(Your objective) Give the records back in full, exactly as they read.

## start Listed entries

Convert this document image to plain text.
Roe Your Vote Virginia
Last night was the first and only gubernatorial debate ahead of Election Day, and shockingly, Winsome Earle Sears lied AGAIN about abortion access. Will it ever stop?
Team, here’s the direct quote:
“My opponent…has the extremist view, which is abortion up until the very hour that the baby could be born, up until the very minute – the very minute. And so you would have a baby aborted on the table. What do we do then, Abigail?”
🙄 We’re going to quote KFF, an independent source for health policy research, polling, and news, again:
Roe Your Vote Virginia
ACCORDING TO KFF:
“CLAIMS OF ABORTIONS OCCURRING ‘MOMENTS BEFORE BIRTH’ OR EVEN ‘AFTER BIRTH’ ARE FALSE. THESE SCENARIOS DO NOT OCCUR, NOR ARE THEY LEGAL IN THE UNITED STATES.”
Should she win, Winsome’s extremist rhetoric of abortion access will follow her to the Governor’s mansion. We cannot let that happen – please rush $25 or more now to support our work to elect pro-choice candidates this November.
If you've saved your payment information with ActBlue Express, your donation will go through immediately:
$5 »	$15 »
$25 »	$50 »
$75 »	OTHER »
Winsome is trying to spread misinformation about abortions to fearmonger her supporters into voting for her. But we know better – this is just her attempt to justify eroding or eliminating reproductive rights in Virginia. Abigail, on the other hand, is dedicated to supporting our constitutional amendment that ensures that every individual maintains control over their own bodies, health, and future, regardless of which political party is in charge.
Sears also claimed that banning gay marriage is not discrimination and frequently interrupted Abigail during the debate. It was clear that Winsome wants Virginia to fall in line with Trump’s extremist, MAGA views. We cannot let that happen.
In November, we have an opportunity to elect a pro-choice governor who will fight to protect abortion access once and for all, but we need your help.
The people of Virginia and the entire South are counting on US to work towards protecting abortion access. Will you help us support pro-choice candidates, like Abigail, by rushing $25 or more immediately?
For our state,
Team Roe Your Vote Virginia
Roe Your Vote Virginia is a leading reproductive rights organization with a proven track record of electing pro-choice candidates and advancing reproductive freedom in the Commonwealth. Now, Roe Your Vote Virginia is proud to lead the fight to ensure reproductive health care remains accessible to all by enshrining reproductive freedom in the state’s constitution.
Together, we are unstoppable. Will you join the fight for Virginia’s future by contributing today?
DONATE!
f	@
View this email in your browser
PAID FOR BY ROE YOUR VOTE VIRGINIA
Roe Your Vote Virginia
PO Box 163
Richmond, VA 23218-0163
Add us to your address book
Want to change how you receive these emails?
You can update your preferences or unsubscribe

## end Listed entries

(Result of this task)
Convert this document image to plain text.
Roe Your Vote Virginia
Last night was the first and only gubernatorial debate ahead of Election Day, and shockingly, Winsome Earle Sears lied AGAIN about abortion access. Will it ever stop?
Team, here’s the direct quote:
“My opponent…has the extremist view, which is abortion up until the very hour that the baby could be born, up until the very minute – the very minute. And so you would have a baby aborted on the table. What do we do then, Abigail?”
🙄 We’re going to quote KFF, an independent source for health policy research, polling, and news, again:
Roe Your Vote Virginia
ACCORDING TO KFF:
“CLAIMS OF ABORTIONS OCCURRING ‘MOMENTS BEFORE BIRTH’ OR EVEN ‘AFTER BIRTH’ ARE FALSE. THESE SCENARIOS DO NOT OCCUR, NOR ARE THEY LEGAL IN THE UNITED STATES.”
Should she win, Winsome’s extremist rhetoric of abortion access will follow her to the Governor’s mansion. We cannot let that happen – please rush $25 or more now to support our work to elect pro-choice candidates this November.
If you've saved your payment information with ActBlue Express, your donation will go through immediately:
$5 »	$15 »
$25 »	$50 »
$75 »	OTHER »
Winsome is trying to spread misinformation about abortions to fearmonger her supporters into voting for her. But we know better – this is just her attempt to justify eroding or eliminating reproductive rights in Virginia. Abigail, on the other hand, is dedicated to supporting our constitutional amendment that ensures that every individual maintains control over their own bodies, health, and future, regardless of which political party is in charge.
Sears also claimed that banning gay marriage is not discrimination and frequently interrupted Abigail during the debate. It was clear that Winsome wants Virginia to fall in line with Trump’s extremist, MAGA views. We cannot let that happen.
In November, we have an opportunity to elect a pro-choice governor who will fight to protect abortion access once and for all, but we need your help.
The people of Virginia and the entire South are counting on US to work towards protecting abortion access. Will you help us support pro-choice candidates, like Abigail, by rushing $25 or more immediately?
For our state,
Team Roe Your Vote Virginia
Roe Your Vote Virginia is a leading reproductive rights organization with a proven track record of electing pro-choice candidates and advancing reproductive freedom in the Commonwealth. Now, Roe Your Vote Virginia is proud to lead the fight to ensure reproductive health care remains accessible to all by enshrining reproductive freedom in the state’s constitution.
Together, we are unstoppable. Will you join the fight for Virginia’s future by contributing today?
DONATE!
f	@
View this email in your browser
PAID FOR BY ROE YOUR VOTE VIRGINIA
Roe Your Vote Virginia
PO Box 163
Richmond, VA 23218-0163
Add us to your address book
Want to change how you receive these emails?
You can update your preferences or unsubscribe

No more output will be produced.